Problem to work on ▸ From the listing below, extract each line containing the string "readable".

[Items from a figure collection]
※
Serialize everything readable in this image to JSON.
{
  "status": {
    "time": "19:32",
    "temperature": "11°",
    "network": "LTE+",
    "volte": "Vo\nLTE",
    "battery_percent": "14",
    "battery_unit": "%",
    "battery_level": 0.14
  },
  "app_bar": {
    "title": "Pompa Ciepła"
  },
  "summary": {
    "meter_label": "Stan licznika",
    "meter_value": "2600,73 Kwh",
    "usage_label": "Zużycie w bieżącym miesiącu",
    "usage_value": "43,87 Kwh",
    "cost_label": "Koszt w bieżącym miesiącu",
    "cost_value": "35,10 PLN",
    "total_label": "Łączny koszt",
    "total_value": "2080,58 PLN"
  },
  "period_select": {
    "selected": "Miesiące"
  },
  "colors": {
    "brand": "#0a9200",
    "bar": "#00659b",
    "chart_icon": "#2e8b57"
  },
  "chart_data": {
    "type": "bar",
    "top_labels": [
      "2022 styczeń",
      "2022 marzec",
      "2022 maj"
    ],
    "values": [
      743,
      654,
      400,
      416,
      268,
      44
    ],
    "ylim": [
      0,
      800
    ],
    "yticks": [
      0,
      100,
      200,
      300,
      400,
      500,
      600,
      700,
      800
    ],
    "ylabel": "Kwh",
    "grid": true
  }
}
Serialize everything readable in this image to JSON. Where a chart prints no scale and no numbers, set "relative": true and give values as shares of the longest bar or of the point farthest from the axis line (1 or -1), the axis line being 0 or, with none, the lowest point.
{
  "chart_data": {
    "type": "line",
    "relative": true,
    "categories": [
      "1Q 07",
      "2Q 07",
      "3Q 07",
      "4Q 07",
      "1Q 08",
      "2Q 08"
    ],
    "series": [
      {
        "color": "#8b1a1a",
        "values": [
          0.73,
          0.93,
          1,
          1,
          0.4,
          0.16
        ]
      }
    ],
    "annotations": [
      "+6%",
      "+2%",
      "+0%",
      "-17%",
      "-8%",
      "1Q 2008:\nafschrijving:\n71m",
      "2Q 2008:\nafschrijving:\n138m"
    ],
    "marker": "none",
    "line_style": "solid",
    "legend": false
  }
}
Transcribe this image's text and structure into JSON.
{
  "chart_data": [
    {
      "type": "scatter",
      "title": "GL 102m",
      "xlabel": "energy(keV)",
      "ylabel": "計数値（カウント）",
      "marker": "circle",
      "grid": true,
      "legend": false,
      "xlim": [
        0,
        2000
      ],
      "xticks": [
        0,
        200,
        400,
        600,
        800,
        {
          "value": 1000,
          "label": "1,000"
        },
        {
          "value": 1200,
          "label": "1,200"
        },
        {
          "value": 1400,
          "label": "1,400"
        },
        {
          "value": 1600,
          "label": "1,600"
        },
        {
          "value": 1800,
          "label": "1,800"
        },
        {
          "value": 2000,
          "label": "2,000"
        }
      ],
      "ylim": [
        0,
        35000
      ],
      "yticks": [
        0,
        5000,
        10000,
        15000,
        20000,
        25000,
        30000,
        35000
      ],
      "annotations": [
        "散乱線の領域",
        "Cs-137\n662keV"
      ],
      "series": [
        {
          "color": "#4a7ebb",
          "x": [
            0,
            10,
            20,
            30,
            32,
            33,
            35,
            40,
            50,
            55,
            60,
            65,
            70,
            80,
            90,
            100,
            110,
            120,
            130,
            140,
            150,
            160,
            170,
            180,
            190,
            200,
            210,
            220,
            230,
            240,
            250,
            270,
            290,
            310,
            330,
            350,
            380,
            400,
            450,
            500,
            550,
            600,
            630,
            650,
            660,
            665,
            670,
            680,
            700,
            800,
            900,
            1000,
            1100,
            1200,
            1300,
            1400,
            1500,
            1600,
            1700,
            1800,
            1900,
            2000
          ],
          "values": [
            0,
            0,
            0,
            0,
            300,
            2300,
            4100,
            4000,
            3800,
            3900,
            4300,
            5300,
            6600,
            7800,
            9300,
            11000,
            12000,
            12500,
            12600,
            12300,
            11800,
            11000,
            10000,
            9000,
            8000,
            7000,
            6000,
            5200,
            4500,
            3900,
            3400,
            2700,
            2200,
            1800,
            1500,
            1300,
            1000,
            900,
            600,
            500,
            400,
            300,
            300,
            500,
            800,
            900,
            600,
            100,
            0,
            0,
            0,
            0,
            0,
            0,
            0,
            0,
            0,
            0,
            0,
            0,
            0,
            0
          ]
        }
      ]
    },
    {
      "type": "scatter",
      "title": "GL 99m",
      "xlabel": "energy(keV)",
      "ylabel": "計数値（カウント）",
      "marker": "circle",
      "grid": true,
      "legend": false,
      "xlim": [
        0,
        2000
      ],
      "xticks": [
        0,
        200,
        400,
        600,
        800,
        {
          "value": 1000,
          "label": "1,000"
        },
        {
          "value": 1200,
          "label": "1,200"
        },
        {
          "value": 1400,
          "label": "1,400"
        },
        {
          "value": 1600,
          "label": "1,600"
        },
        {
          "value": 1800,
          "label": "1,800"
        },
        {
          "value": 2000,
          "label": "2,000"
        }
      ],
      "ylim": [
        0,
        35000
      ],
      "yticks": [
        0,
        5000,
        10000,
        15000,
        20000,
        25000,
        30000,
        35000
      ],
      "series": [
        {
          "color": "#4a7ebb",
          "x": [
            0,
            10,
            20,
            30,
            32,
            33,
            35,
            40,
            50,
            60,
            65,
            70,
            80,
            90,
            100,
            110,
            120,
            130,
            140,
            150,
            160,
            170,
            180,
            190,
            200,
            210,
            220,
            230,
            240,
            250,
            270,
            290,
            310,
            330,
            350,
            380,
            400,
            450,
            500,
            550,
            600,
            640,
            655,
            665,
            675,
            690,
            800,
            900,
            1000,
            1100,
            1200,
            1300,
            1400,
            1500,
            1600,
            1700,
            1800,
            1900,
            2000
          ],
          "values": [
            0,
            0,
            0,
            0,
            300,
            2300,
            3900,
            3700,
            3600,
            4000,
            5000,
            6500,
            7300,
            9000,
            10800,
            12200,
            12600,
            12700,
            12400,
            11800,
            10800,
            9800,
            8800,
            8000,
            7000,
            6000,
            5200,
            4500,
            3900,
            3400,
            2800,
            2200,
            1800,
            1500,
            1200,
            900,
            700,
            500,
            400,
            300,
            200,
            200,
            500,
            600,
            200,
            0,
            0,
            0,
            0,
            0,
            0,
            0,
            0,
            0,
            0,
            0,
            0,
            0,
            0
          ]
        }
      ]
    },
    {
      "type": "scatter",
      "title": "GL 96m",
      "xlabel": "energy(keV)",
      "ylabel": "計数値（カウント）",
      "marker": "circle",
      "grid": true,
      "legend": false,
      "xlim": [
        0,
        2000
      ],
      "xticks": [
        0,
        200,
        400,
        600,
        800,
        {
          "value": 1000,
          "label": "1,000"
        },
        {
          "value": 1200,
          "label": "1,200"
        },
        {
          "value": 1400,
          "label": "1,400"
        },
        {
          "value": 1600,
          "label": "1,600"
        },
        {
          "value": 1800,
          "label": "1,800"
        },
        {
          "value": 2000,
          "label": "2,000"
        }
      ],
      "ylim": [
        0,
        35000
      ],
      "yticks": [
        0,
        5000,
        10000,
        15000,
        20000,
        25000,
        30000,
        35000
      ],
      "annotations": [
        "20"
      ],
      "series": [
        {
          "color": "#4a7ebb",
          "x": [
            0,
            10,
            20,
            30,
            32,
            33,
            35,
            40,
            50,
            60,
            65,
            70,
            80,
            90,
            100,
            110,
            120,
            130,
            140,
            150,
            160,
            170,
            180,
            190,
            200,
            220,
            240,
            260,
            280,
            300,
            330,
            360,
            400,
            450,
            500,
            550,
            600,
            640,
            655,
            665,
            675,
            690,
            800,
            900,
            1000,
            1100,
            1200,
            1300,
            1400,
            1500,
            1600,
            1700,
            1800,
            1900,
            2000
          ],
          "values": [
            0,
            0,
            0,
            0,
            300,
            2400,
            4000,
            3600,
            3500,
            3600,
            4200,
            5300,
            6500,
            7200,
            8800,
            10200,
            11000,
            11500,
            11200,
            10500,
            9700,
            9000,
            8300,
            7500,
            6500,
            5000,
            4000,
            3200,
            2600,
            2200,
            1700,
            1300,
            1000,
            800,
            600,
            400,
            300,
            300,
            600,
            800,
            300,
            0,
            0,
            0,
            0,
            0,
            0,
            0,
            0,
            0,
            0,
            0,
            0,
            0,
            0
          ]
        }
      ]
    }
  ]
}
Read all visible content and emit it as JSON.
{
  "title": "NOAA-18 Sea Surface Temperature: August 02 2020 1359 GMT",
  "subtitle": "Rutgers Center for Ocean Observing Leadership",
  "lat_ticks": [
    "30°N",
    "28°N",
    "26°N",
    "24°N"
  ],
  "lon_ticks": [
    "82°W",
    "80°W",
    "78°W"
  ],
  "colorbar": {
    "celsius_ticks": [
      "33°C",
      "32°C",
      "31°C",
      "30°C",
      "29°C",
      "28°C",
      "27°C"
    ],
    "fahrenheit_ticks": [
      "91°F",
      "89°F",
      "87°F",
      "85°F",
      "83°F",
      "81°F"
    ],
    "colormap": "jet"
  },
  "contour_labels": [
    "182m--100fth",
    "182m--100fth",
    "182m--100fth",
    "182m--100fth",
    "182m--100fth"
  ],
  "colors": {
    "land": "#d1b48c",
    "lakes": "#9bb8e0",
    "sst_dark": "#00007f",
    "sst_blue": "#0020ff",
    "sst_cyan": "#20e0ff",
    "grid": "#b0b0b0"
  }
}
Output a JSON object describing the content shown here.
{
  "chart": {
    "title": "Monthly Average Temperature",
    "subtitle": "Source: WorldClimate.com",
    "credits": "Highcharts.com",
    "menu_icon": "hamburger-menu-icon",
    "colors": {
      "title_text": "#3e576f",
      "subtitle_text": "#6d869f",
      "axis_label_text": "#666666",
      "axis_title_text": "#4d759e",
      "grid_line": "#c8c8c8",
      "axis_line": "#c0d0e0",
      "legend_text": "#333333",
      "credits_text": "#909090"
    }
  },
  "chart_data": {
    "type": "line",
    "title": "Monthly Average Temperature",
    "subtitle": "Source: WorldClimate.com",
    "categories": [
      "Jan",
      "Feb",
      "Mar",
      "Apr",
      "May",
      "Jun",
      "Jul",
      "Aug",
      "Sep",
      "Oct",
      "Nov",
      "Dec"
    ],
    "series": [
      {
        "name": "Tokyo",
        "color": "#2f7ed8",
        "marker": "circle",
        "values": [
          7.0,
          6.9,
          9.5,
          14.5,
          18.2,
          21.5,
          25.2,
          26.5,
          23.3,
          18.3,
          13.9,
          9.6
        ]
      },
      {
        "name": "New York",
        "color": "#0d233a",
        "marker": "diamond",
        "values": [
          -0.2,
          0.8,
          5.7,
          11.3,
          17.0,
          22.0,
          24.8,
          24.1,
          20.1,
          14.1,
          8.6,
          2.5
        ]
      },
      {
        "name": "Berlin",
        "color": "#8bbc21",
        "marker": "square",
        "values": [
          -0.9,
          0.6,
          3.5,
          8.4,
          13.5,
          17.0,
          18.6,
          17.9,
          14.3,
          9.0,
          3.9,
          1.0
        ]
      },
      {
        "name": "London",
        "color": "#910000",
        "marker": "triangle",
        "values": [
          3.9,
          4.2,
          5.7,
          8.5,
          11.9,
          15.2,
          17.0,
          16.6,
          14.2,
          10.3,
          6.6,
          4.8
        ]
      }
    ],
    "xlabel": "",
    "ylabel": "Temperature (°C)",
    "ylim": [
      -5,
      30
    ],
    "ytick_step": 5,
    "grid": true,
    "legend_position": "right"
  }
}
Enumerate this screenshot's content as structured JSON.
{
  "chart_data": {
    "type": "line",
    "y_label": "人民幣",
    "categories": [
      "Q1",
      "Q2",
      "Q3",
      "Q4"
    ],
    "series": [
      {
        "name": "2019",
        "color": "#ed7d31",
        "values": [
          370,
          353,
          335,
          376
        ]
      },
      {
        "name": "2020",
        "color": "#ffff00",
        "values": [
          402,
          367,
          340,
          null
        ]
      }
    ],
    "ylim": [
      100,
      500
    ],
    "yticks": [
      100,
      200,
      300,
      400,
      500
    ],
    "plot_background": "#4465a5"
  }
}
※
Expected answer ▸
Serialize everything readable in this image to JSON.
Serialize everything readable in this image to JSON. Where a chart prints no scale and no numbers, set "relative": true and give values as shares of the longest bar or of the point farthest from the axis line (1 or -1), the axis line being 0 or, with none, the lowest point.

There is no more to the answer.